§ **What the exercise asks**
Print the lines below verbatim, starting at the one containing "response-line [455, 42, 784, 159]" and ending at the one containing "y-tick-label: 30 [16, 210, 28, 222]", with both included and nothing else.

§ **Data section**
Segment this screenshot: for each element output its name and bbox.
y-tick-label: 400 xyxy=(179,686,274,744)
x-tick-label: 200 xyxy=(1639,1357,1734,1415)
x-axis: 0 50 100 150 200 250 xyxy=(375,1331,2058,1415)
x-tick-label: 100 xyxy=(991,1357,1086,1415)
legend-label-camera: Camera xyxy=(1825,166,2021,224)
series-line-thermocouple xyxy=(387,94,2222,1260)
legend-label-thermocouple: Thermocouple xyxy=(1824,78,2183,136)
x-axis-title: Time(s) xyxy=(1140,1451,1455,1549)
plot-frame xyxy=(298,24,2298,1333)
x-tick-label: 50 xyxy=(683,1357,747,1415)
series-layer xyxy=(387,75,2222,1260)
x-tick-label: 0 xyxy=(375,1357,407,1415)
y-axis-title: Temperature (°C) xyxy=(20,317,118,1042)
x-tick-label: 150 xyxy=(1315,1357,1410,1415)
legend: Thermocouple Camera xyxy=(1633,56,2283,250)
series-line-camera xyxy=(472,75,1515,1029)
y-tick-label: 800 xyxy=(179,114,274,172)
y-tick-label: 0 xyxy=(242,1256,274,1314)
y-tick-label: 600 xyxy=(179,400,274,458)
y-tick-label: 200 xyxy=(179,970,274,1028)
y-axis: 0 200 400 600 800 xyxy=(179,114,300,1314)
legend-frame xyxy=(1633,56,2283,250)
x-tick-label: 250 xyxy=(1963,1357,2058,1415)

--

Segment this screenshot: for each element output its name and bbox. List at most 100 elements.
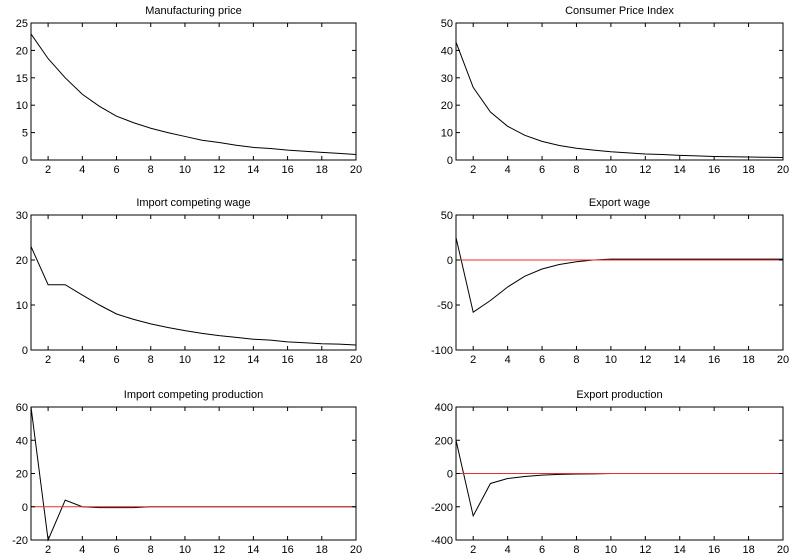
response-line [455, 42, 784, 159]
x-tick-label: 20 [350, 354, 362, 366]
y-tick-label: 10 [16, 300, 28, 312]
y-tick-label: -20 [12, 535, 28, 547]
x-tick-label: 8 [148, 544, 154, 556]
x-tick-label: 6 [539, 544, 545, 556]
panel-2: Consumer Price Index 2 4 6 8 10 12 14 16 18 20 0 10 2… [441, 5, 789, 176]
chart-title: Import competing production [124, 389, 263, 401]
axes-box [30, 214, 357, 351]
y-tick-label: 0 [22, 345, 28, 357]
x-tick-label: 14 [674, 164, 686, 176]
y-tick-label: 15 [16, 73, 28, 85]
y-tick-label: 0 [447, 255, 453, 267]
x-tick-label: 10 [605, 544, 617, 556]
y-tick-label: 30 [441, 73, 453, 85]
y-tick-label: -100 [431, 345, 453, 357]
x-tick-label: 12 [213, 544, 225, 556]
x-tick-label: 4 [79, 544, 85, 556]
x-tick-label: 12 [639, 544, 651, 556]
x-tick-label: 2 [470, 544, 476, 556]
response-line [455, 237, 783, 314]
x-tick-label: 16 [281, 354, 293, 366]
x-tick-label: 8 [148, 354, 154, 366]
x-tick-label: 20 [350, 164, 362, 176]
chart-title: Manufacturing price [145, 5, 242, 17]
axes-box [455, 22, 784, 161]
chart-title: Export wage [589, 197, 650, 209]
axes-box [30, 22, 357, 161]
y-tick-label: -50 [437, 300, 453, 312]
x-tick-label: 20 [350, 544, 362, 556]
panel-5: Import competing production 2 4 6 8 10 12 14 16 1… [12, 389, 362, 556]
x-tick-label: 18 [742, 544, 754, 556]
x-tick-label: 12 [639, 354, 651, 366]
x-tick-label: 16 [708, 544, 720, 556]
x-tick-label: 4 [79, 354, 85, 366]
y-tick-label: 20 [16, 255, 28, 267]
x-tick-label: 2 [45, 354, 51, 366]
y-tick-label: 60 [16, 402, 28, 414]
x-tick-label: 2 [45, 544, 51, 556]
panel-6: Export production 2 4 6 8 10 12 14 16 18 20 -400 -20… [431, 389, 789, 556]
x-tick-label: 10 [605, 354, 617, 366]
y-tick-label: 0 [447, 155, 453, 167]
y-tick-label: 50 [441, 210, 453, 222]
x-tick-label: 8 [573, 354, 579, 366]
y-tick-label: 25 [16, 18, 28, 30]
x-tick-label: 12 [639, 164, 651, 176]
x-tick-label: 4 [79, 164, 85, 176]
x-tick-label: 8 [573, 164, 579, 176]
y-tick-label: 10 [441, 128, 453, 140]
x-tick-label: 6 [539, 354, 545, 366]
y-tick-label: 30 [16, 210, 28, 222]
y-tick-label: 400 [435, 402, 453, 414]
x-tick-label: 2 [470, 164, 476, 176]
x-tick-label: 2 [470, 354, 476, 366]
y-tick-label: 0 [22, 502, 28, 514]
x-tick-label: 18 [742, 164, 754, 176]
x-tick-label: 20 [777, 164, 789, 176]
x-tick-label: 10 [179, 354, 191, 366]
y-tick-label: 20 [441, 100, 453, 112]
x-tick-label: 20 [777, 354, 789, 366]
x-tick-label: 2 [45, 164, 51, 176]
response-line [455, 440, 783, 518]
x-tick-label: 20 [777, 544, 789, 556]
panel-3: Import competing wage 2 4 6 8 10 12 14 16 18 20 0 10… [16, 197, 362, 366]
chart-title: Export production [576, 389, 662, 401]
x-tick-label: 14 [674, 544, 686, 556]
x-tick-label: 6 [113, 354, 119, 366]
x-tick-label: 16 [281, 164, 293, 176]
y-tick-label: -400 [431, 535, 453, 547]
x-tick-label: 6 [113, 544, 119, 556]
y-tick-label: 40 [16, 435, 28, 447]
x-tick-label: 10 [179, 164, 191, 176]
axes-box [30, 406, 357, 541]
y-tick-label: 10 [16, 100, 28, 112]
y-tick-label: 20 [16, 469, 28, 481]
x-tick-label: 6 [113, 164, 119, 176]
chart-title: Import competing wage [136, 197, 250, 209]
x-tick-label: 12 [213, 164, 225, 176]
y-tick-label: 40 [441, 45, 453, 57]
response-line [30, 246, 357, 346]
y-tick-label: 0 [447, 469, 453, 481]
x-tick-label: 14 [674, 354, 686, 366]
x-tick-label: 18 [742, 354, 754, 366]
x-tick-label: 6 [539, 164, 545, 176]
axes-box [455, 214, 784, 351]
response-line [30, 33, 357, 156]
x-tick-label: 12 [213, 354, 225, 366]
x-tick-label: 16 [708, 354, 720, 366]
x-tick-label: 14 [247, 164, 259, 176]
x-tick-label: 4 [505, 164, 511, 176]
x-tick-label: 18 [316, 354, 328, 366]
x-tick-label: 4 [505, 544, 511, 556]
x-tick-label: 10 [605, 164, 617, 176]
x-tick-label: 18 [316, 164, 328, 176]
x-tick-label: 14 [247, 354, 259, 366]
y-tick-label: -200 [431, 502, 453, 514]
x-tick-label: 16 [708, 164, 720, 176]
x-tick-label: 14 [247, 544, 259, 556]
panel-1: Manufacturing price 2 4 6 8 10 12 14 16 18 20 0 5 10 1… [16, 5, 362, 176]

§ **Task output**
response-line [455, 42, 784, 159]
x-tick-label: 20 [350, 354, 362, 366]
y-tick-label: 10 [16, 300, 28, 312]
y-tick-label: -20 [12, 535, 28, 547]
x-tick-label: 8 [148, 544, 154, 556]
x-tick-label: 6 [539, 544, 545, 556]
panel-2: Consumer Price Index 2 4 6 8 10 12 14 16 18 20 0 10 2… [441, 5, 789, 176]
chart-title: Import competing production [124, 389, 263, 401]
axes-box [30, 214, 357, 351]
y-tick-label: 0 [22, 345, 28, 357]
x-tick-label: 14 [674, 164, 686, 176]
y-tick-label: 15 [16, 73, 28, 85]
y-tick-label: 0 [447, 255, 453, 267]
x-tick-label: 10 [605, 544, 617, 556]
y-tick-label: 30 [441, 73, 453, 85]
y-tick-label: -100 [431, 345, 453, 357]
x-tick-label: 12 [213, 544, 225, 556]
x-tick-label: 4 [79, 544, 85, 556]
x-tick-label: 12 [639, 544, 651, 556]
x-tick-label: 2 [470, 544, 476, 556]
response-line [455, 237, 783, 314]
x-tick-label: 16 [281, 354, 293, 366]
x-tick-label: 8 [148, 354, 154, 366]
x-tick-label: 20 [350, 164, 362, 176]
chart-title: Manufacturing price [145, 5, 242, 17]
axes-box [455, 22, 784, 161]
chart-title: Export wage [589, 197, 650, 209]
axes-box [30, 22, 357, 161]
y-tick-label: -50 [437, 300, 453, 312]
x-tick-label: 20 [350, 544, 362, 556]
panel-5: Import competing production 2 4 6 8 10 12 14 16 1… [12, 389, 362, 556]
x-tick-label: 18 [742, 544, 754, 556]
x-tick-label: 12 [639, 354, 651, 366]
x-tick-label: 16 [708, 544, 720, 556]
x-tick-label: 4 [79, 354, 85, 366]
y-tick-label: 20 [16, 255, 28, 267]
x-tick-label: 2 [45, 354, 51, 366]
y-tick-label: 60 [16, 402, 28, 414]
x-tick-label: 2 [45, 544, 51, 556]
panel-6: Export production 2 4 6 8 10 12 14 16 18 20 -400 -20… [431, 389, 789, 556]
x-tick-label: 10 [605, 354, 617, 366]
y-tick-label: 0 [447, 155, 453, 167]
y-tick-label: 50 [441, 210, 453, 222]
x-tick-label: 8 [573, 354, 579, 366]
y-tick-label: 25 [16, 18, 28, 30]
x-tick-label: 12 [639, 164, 651, 176]
x-tick-label: 4 [79, 164, 85, 176]
x-tick-label: 8 [573, 164, 579, 176]
y-tick-label: 10 [441, 128, 453, 140]
x-tick-label: 6 [539, 354, 545, 366]
y-tick-label: 30 [16, 210, 28, 222]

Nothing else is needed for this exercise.